Dataset entries on figures
====================

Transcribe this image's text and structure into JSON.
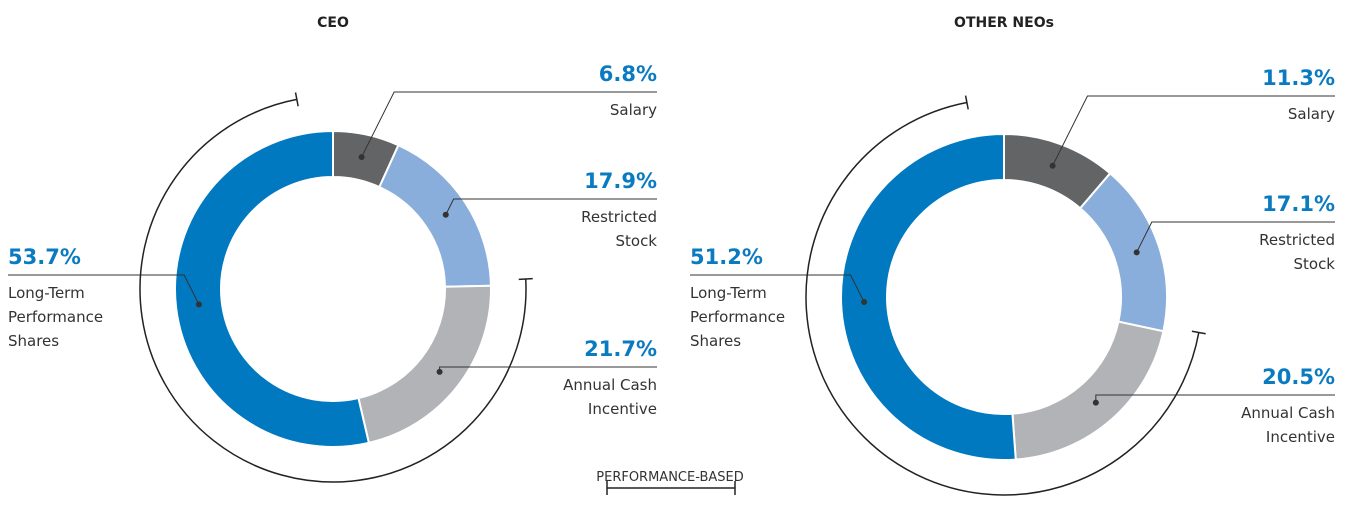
{
  "chart_data": [
    {
      "type": "pie",
      "title": "CEO",
      "categories": [
        "Salary",
        "Restricted Stock",
        "Annual Cash Incentive",
        "Long-Term Performance Shares"
      ],
      "values": [
        6.8,
        17.9,
        21.7,
        53.7
      ],
      "value_labels": [
        "6.8%",
        "17.9%",
        "21.7%",
        "53.7%"
      ],
      "colors": [
        "#636466",
        "#8aaedb",
        "#b1b3b6",
        "#0079c1"
      ],
      "performance_based": [
        false,
        false,
        true,
        true
      ]
    },
    {
      "type": "pie",
      "title": "OTHER NEOs",
      "categories": [
        "Salary",
        "Restricted Stock",
        "Annual Cash Incentive",
        "Long-Term Performance Shares"
      ],
      "values": [
        11.3,
        17.1,
        20.5,
        51.2
      ],
      "value_labels": [
        "11.3%",
        "17.1%",
        "20.5%",
        "51.2%"
      ],
      "colors": [
        "#636466",
        "#8aaedb",
        "#b1b3b6",
        "#0079c1"
      ],
      "performance_based": [
        false,
        false,
        true,
        true
      ]
    }
  ],
  "performance_legend": "PERFORMANCE-BASED"
}
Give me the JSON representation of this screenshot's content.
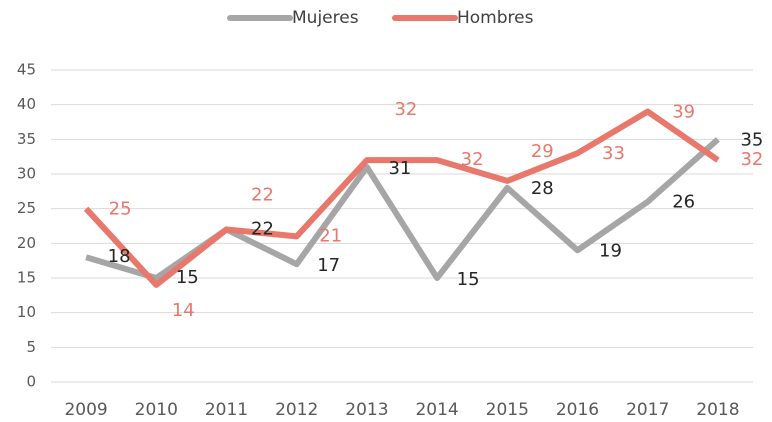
{
  "chart_data": {
    "type": "line",
    "categories": [
      "2009",
      "2010",
      "2011",
      "2012",
      "2013",
      "2014",
      "2015",
      "2016",
      "2017",
      "2018"
    ],
    "series": [
      {
        "name": "Mujeres",
        "color": "#a6a6a6",
        "values": [
          18,
          15,
          22,
          17,
          31,
          15,
          28,
          19,
          26,
          35
        ]
      },
      {
        "name": "Hombres",
        "color": "#e8786c",
        "values": [
          25,
          14,
          22,
          21,
          32,
          32,
          29,
          33,
          39,
          32
        ]
      }
    ],
    "ylim": [
      0,
      45
    ],
    "yticks": [
      0,
      5,
      10,
      15,
      20,
      25,
      30,
      35,
      40,
      45
    ],
    "grid": true,
    "legend": "top"
  }
}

====================

_What is needed_
Quote the data above in full, leaving out the pictures it holds.

_Answer to the task_
Transcribe this image's text and structure into JSON.
{
  "chart_data": [
    {
      "type": "pie",
      "title": "CEO",
      "categories": [
        "Salary",
        "Restricted Stock",
        "Annual Cash Incentive",
        "Long-Term Performance Shares"
      ],
      "values": [
        6.8,
        17.9,
        21.7,
        53.7
      ],
      "value_labels": [
        "6.8%",
        "17.9%",
        "21.7%",
        "53.7%"
      ],
      "colors": [
        "#636466",
        "#8aaedb",
        "#b1b3b6",
        "#0079c1"
      ],
      "performance_based": [
        false,
        false,
        true,
        true
      ]
    },
    {
      "type": "pie",
      "title": "OTHER NEOs",
      "categories": [
        "Salary",
        "Restricted Stock",
        "Annual Cash Incentive",
        "Long-Term Performance Shares"
      ],
      "values": [
        11.3,
        17.1,
        20.5,
        51.2
      ],
      "value_labels": [
        "11.3%",
        "17.1%",
        "20.5%",
        "51.2%"
      ],
      "colors": [
        "#636466",
        "#8aaedb",
        "#b1b3b6",
        "#0079c1"
      ],
      "performance_based": [
        false,
        false,
        true,
        true
      ]
    }
  ],
  "performance_legend": "PERFORMANCE-BASED"
}
Give me the JSON representation of this screenshot's content.
{
  "chart_data": {
    "type": "line",
    "categories": [
      "2009",
      "2010",
      "2011",
      "2012",
      "2013",
      "2014",
      "2015",
      "2016",
      "2017",
      "2018"
    ],
    "series": [
      {
        "name": "Mujeres",
        "color": "#a6a6a6",
        "values": [
          18,
          15,
          22,
          17,
          31,
          15,
          28,
          19,
          26,
          35
        ]
      },
      {
        "name": "Hombres",
        "color": "#e8786c",
        "values": [
          25,
          14,
          22,
          21,
          32,
          32,
          29,
          33,
          39,
          32
        ]
      }
    ],
    "ylim": [
      0,
      45
    ],
    "yticks": [
      0,
      5,
      10,
      15,
      20,
      25,
      30,
      35,
      40,
      45
    ],
    "grid": true,
    "legend": "top"
  }
}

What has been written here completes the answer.